*Problem statement:* Copy the records below exactly, leaving out every picture.

*Dataset records:*
......

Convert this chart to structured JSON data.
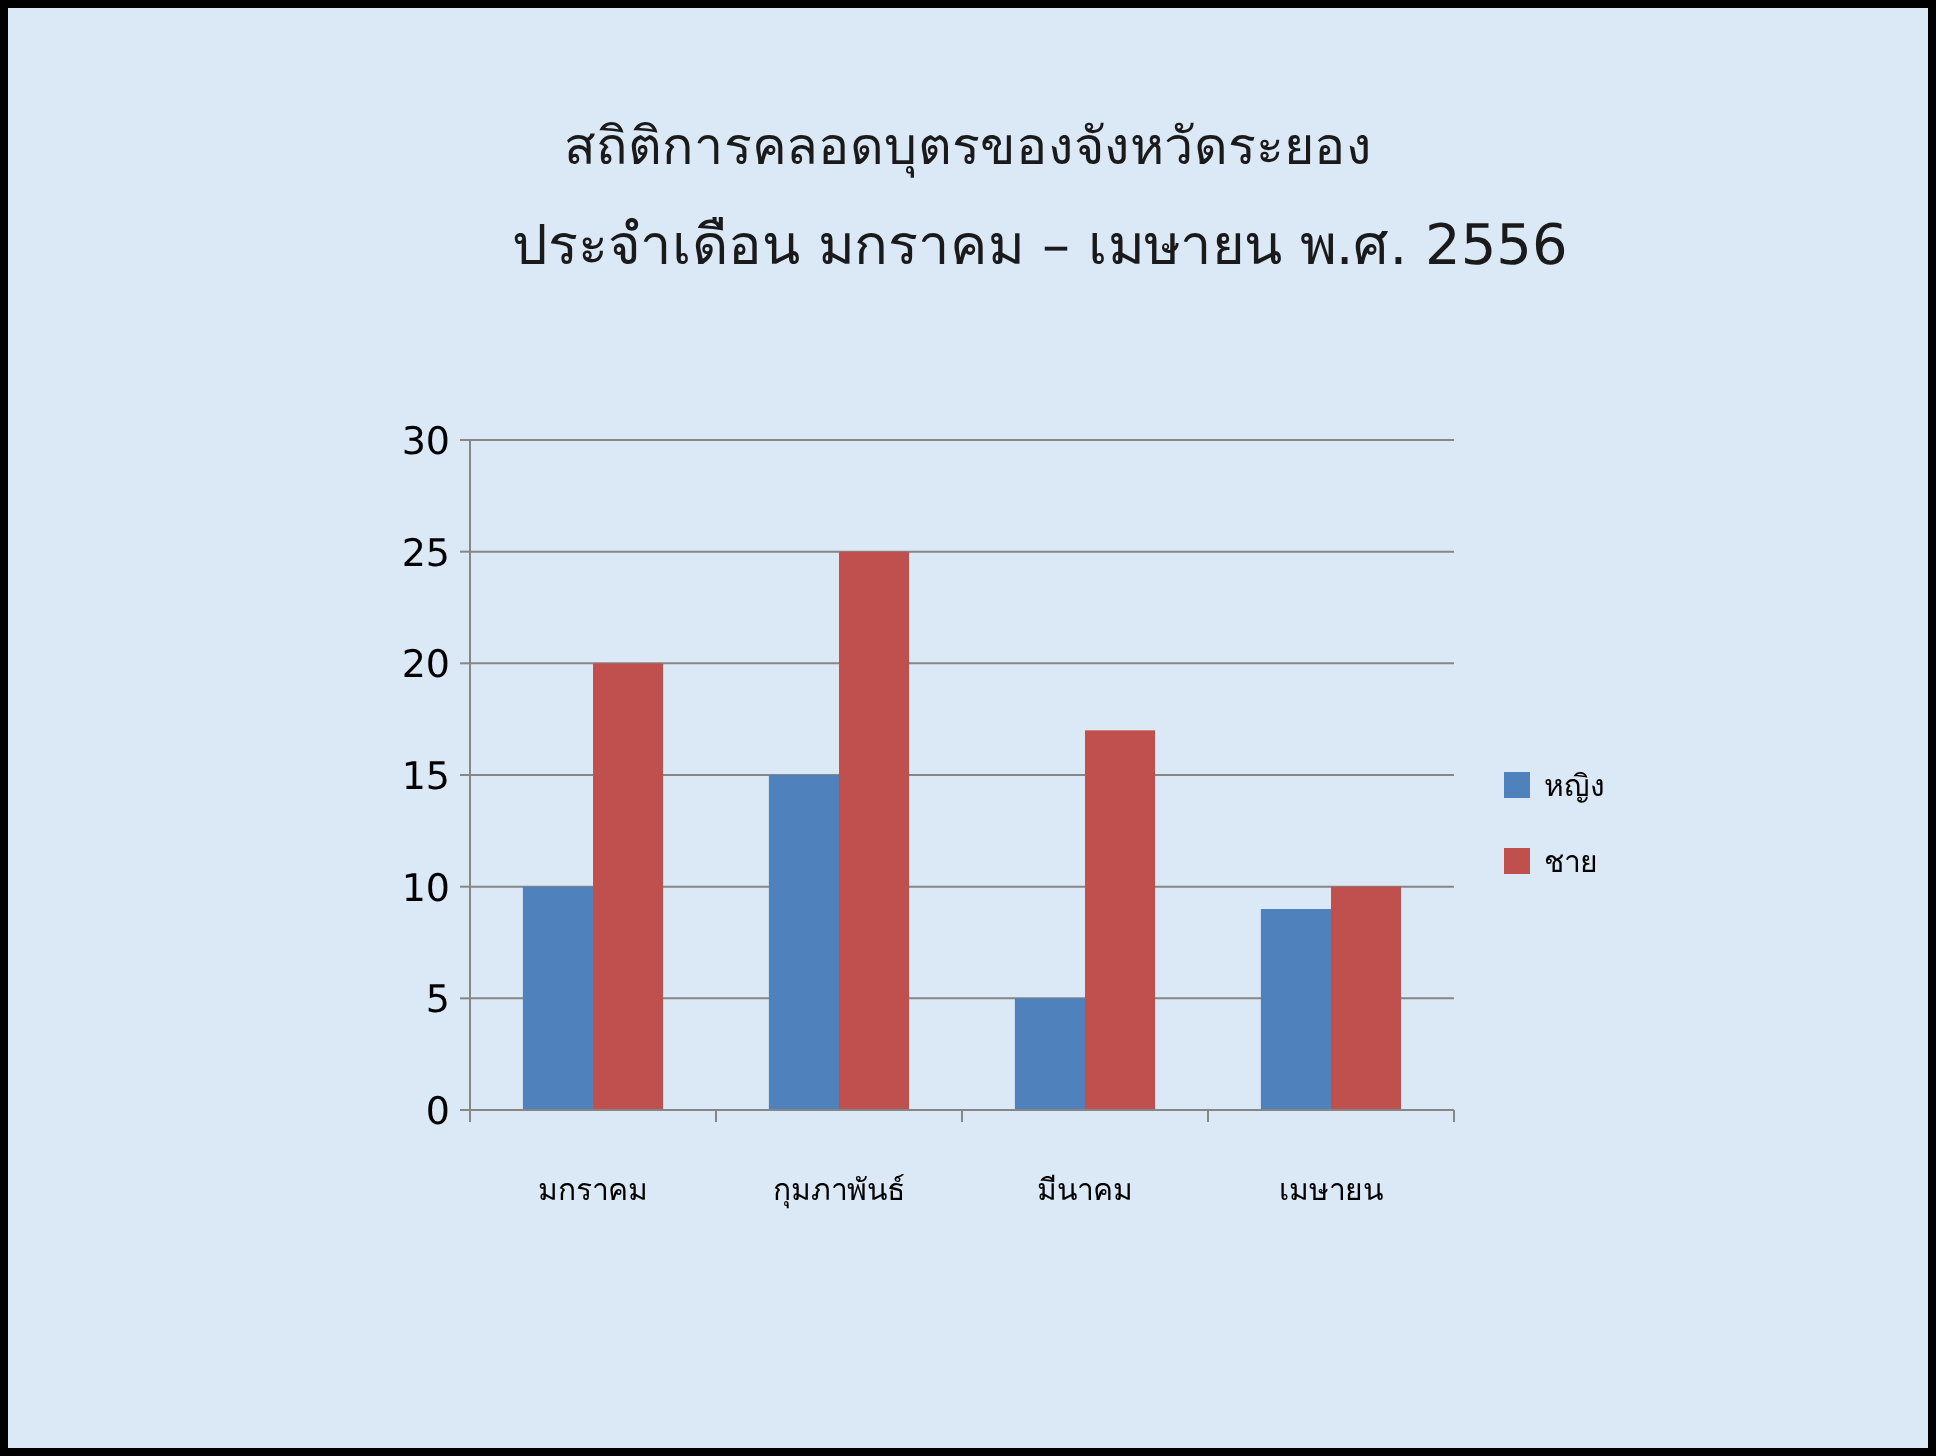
{
  "chart_data": {
    "type": "bar",
    "title": "สถิติการคลอดบุตรของจังหวัดระยอง",
    "subtitle": "ประจำเดือน มกราคม – เมษายน พ.ศ. 2556",
    "categories": [
      "มกราคม",
      "กุมภาพันธ์",
      "มีนาคม",
      "เมษายน"
    ],
    "series": [
      {
        "name": "หญิง",
        "color": "#4f81bd",
        "values": [
          10,
          15,
          5,
          9
        ]
      },
      {
        "name": "ชาย",
        "color": "#c0504d",
        "values": [
          20,
          25,
          17,
          10
        ]
      }
    ],
    "ylim": [
      0,
      30
    ],
    "yticks": [
      0,
      5,
      10,
      15,
      20,
      25,
      30
    ],
    "grid": "y",
    "legend": "right"
  }
}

......

*Solution to the exercise:*
Convert this chart to structured JSON data.
{
  "chart_data": {
    "type": "bar",
    "title": "สถิติการคลอดบุตรของจังหวัดระยอง",
    "subtitle": "ประจำเดือน มกราคม – เมษายน พ.ศ. 2556",
    "categories": [
      "มกราคม",
      "กุมภาพันธ์",
      "มีนาคม",
      "เมษายน"
    ],
    "series": [
      {
        "name": "หญิง",
        "color": "#4f81bd",
        "values": [
          10,
          15,
          5,
          9
        ]
      },
      {
        "name": "ชาย",
        "color": "#c0504d",
        "values": [
          20,
          25,
          17,
          10
        ]
      }
    ],
    "ylim": [
      0,
      30
    ],
    "yticks": [
      0,
      5,
      10,
      15,
      20,
      25,
      30
    ],
    "grid": "y",
    "legend": "right"
  }
}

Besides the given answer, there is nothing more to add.